Input rows
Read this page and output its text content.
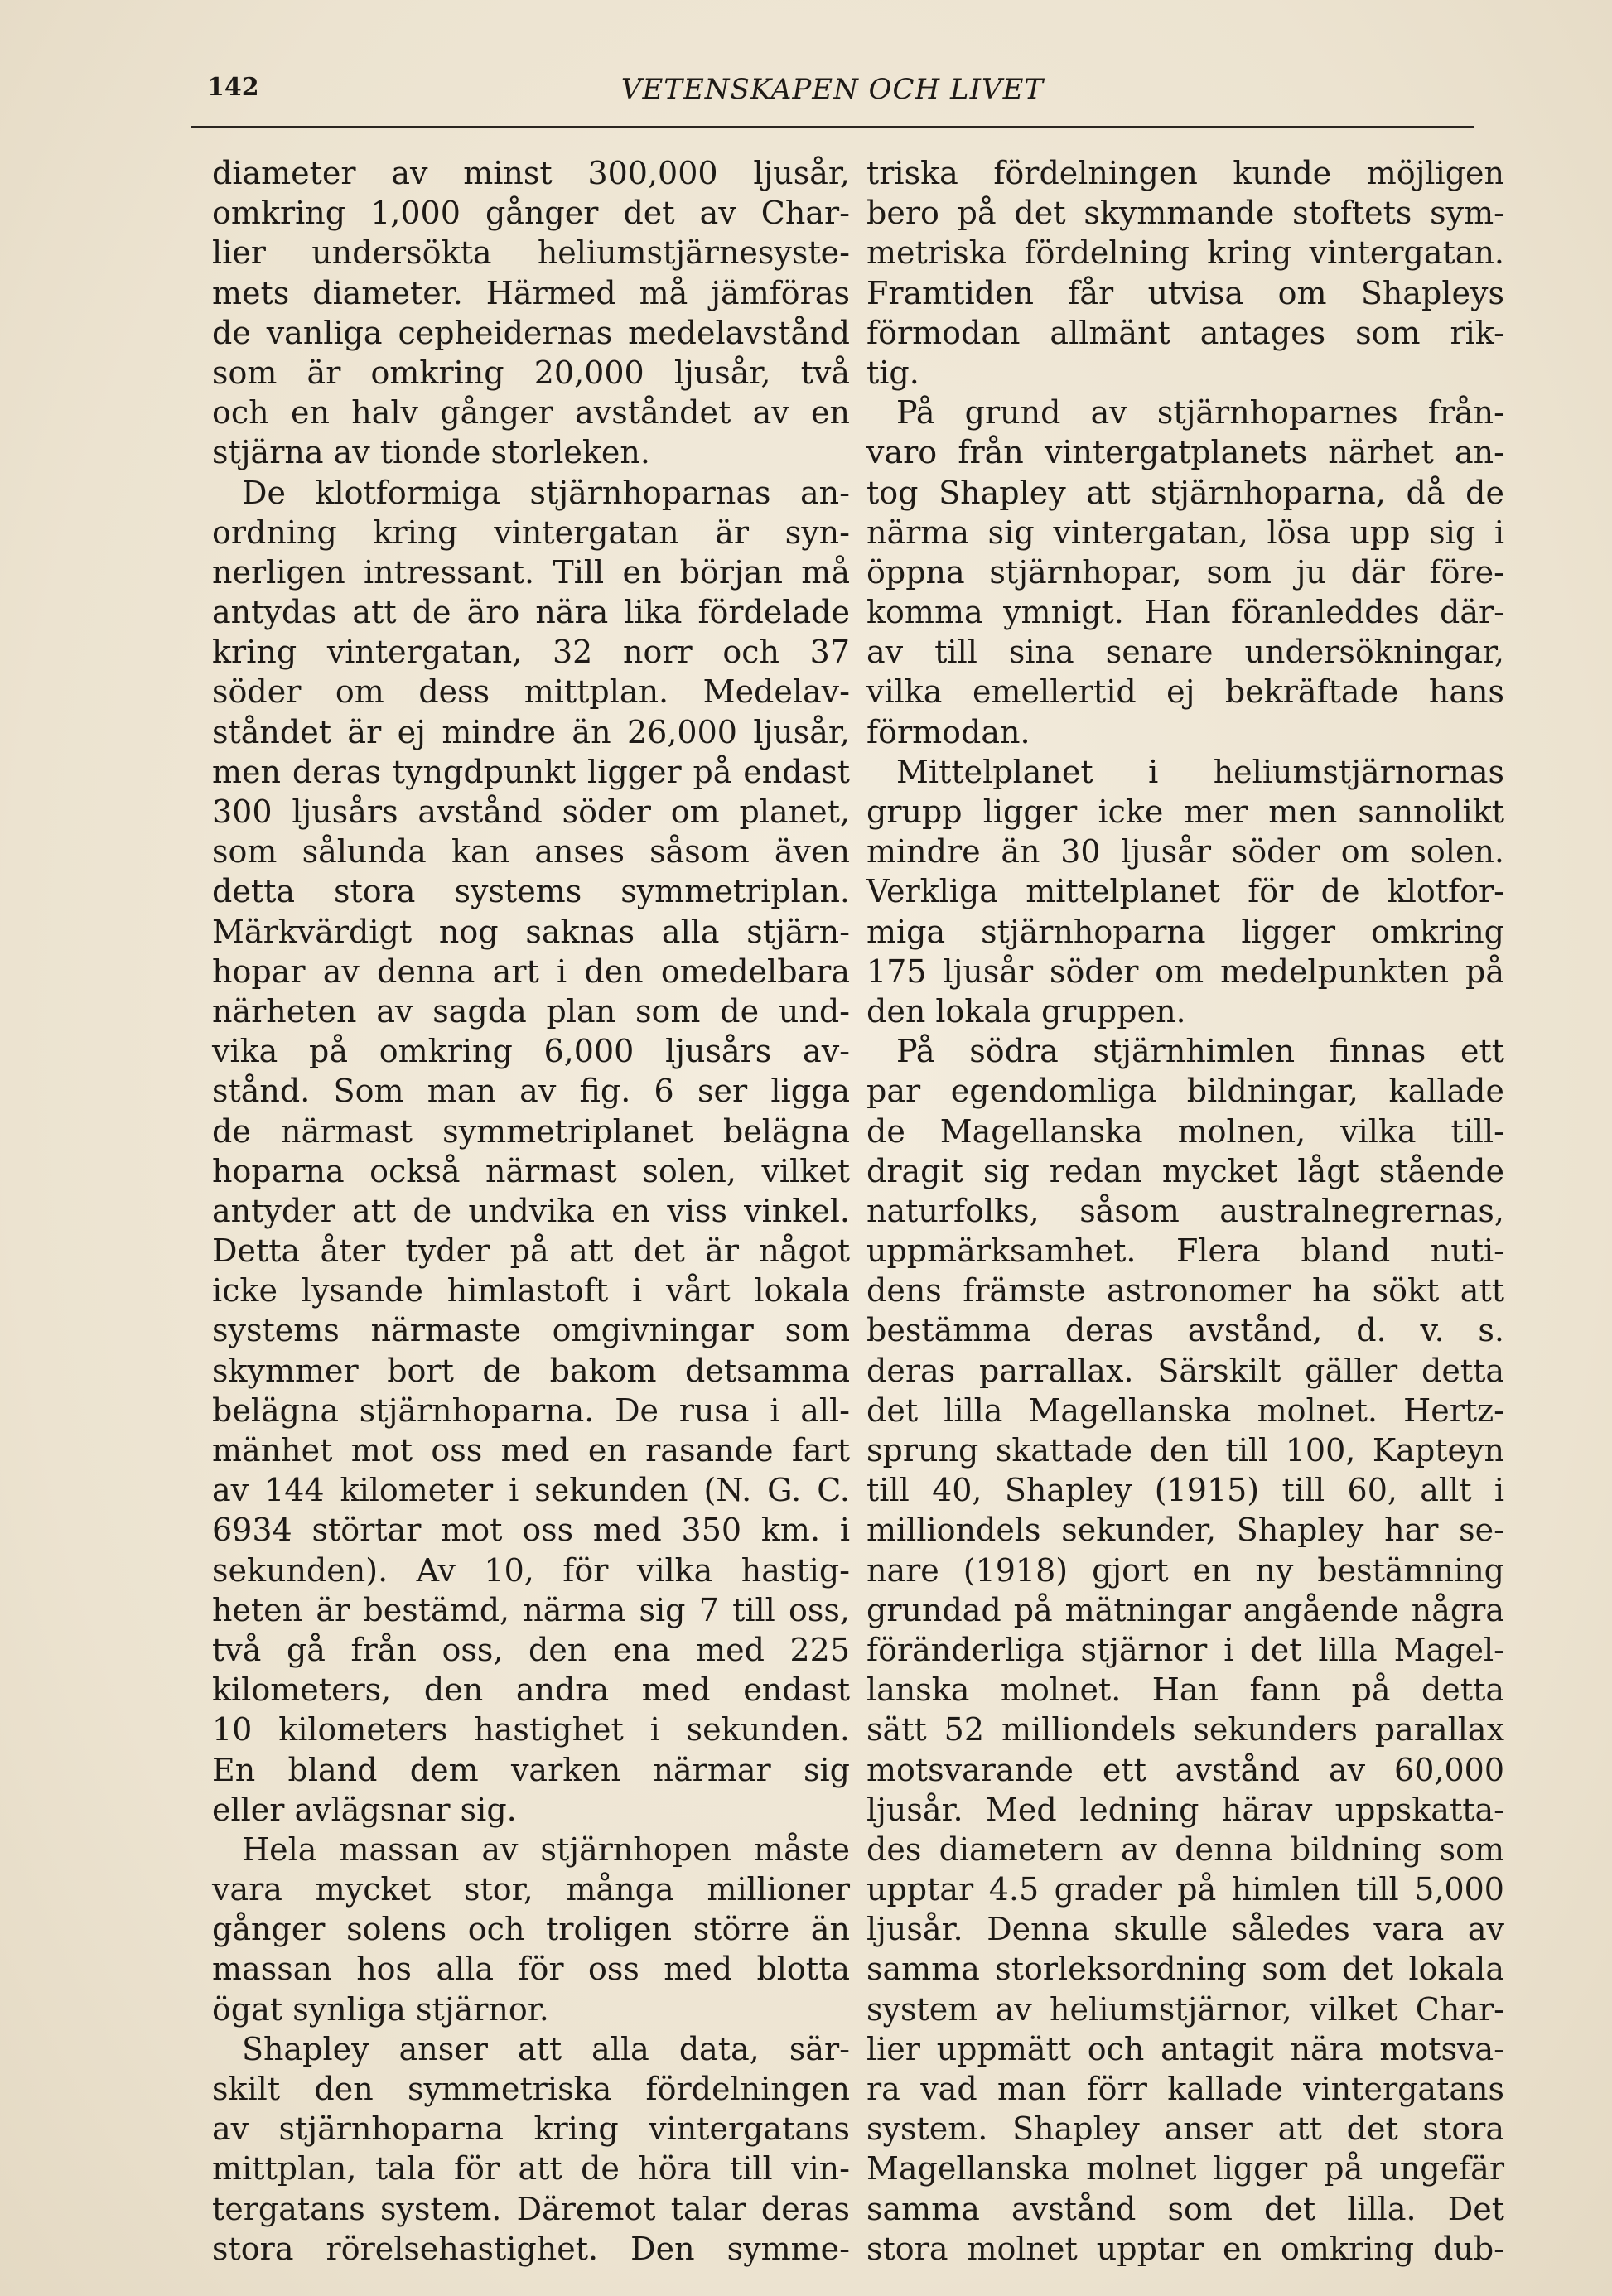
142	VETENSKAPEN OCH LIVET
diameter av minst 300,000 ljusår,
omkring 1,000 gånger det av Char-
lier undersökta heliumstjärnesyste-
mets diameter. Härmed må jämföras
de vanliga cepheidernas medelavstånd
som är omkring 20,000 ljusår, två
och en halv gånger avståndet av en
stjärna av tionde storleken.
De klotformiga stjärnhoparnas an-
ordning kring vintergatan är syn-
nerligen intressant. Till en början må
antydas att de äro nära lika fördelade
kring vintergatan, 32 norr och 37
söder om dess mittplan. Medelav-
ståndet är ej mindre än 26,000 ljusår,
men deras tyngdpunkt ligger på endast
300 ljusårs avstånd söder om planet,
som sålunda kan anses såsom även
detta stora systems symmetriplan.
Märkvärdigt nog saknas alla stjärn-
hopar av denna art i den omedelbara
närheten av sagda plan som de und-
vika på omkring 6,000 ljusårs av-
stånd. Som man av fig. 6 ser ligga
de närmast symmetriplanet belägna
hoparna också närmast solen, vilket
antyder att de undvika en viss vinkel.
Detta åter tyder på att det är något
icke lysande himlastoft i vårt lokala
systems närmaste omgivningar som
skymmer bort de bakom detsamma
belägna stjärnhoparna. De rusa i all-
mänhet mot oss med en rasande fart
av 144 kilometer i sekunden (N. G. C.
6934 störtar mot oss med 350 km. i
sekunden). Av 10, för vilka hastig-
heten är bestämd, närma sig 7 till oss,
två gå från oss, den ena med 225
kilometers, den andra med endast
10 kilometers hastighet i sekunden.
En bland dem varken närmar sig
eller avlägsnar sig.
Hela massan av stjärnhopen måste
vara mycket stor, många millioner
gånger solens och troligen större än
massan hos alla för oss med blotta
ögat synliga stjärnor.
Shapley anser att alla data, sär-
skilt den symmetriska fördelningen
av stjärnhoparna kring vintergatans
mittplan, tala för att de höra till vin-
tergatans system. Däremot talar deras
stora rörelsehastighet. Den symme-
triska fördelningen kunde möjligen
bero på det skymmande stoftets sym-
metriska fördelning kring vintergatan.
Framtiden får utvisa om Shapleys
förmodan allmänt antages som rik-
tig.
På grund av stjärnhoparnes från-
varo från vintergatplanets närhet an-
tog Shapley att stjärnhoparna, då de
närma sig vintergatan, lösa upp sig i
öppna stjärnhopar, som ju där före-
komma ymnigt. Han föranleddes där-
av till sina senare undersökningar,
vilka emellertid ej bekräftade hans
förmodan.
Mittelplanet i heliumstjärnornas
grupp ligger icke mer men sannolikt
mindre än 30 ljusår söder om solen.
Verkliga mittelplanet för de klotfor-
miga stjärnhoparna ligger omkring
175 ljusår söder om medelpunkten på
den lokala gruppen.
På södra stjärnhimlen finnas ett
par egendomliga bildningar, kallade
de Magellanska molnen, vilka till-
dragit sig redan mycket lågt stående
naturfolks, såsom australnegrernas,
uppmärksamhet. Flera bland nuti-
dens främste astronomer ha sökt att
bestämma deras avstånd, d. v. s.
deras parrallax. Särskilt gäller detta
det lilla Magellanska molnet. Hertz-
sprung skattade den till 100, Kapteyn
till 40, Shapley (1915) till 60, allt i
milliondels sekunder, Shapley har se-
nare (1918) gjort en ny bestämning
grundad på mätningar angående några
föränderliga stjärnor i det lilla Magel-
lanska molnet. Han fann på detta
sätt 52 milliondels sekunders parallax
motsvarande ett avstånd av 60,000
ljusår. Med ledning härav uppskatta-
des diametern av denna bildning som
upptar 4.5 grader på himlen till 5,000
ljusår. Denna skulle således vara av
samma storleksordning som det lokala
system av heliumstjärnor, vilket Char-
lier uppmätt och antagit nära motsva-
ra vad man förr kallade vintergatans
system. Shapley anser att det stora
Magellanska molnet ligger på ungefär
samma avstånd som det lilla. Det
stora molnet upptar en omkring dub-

--

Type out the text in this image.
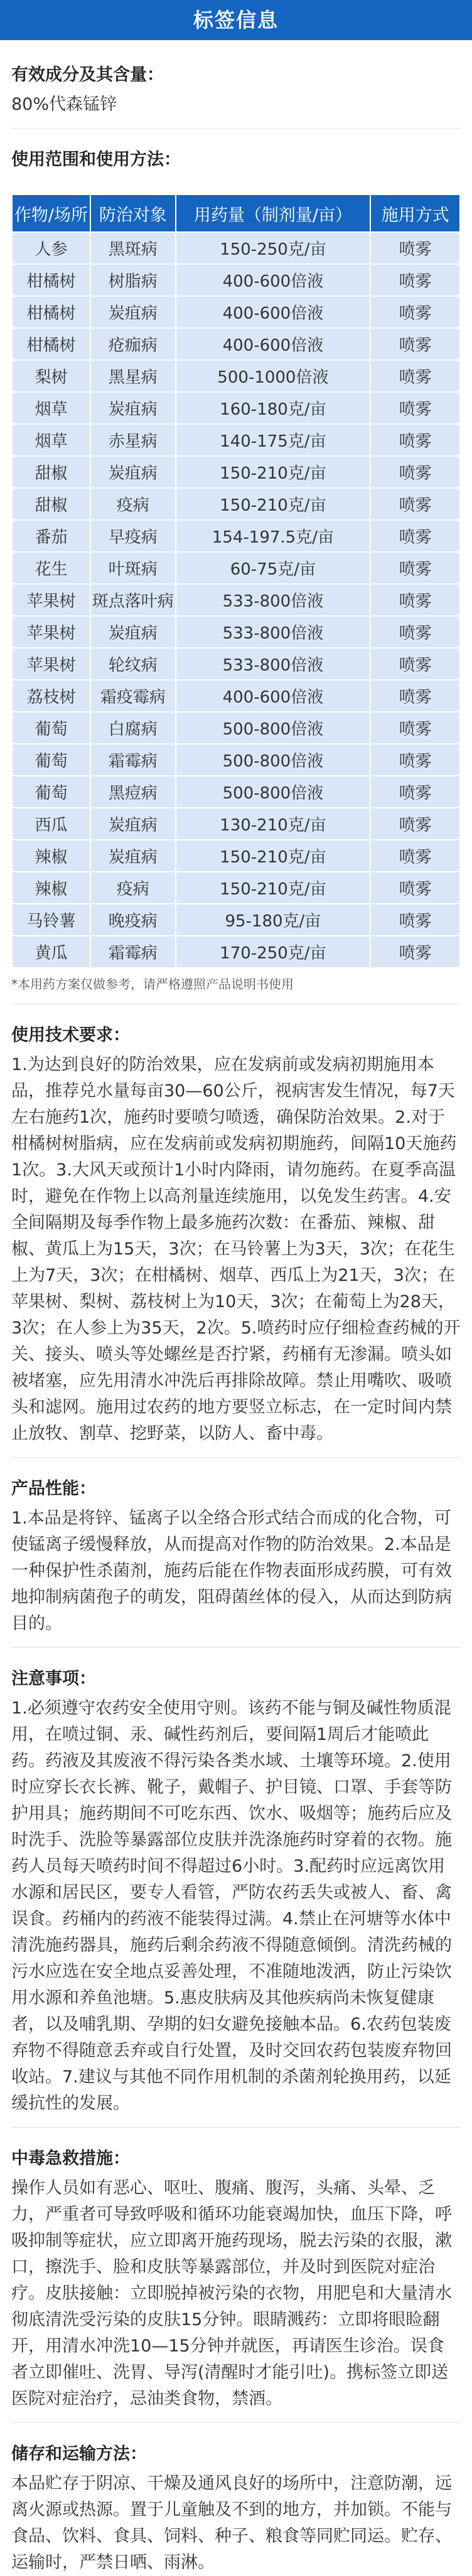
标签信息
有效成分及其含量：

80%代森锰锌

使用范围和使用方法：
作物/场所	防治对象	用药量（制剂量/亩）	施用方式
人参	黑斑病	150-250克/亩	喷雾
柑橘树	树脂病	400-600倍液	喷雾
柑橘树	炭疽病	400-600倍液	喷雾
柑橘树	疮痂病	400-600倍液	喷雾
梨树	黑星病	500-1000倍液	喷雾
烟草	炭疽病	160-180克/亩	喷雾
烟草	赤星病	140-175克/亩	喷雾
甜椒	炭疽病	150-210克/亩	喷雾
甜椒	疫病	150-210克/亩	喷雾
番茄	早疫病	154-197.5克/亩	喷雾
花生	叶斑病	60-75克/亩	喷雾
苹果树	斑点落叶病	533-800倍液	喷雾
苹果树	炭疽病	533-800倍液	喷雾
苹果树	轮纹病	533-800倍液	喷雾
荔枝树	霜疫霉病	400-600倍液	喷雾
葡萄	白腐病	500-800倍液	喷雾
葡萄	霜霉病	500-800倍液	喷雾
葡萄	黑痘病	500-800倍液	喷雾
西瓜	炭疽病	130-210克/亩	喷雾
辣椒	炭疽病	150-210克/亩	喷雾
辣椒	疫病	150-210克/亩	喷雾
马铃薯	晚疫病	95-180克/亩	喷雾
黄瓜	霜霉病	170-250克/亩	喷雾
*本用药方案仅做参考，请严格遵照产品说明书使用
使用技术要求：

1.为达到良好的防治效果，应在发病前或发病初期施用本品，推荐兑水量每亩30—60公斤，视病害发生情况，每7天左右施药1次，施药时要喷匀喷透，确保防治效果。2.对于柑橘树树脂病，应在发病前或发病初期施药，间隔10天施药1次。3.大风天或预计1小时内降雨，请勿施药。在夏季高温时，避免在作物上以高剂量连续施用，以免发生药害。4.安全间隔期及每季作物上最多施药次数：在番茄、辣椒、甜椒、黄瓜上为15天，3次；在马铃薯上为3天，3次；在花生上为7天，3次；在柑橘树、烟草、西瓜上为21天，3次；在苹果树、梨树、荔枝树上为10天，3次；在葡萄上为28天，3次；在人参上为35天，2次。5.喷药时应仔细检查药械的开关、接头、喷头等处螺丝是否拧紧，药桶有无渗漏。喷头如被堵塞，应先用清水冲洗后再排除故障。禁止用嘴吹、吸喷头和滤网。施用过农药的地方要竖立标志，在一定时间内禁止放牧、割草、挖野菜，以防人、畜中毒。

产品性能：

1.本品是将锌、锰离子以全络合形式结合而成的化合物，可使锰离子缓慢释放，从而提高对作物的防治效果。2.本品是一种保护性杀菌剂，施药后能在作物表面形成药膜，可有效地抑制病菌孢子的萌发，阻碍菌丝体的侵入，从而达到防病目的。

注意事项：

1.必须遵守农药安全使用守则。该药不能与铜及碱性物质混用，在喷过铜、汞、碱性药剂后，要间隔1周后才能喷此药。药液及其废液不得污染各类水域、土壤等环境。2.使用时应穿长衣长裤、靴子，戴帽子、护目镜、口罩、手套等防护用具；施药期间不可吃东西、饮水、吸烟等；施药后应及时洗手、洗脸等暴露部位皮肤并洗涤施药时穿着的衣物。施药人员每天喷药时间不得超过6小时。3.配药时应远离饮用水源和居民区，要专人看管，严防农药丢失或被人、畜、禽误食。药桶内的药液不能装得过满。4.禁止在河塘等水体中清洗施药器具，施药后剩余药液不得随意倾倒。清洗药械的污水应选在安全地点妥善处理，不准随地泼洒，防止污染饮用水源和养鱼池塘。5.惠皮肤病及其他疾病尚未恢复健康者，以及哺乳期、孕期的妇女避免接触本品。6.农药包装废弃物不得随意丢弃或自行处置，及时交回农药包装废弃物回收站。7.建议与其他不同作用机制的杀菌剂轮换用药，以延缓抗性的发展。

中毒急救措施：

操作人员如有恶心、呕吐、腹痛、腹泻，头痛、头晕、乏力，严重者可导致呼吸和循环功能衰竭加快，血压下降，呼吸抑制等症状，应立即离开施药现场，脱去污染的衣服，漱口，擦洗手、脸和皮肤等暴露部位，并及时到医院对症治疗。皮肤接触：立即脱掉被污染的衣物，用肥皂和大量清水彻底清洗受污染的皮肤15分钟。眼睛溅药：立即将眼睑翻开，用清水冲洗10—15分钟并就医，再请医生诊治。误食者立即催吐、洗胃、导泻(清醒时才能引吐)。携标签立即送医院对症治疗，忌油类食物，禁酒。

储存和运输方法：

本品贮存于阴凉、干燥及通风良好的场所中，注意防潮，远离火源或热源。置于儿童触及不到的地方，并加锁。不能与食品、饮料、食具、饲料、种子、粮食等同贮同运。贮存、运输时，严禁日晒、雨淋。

The problem
Where a line holds "sekunden", copy that line.

Worked solution
av 144 kilometer i sekunden (N. G. C.
sekunden). Av 10, för vilka hastig-
10 kilometers hastighet i sekunden.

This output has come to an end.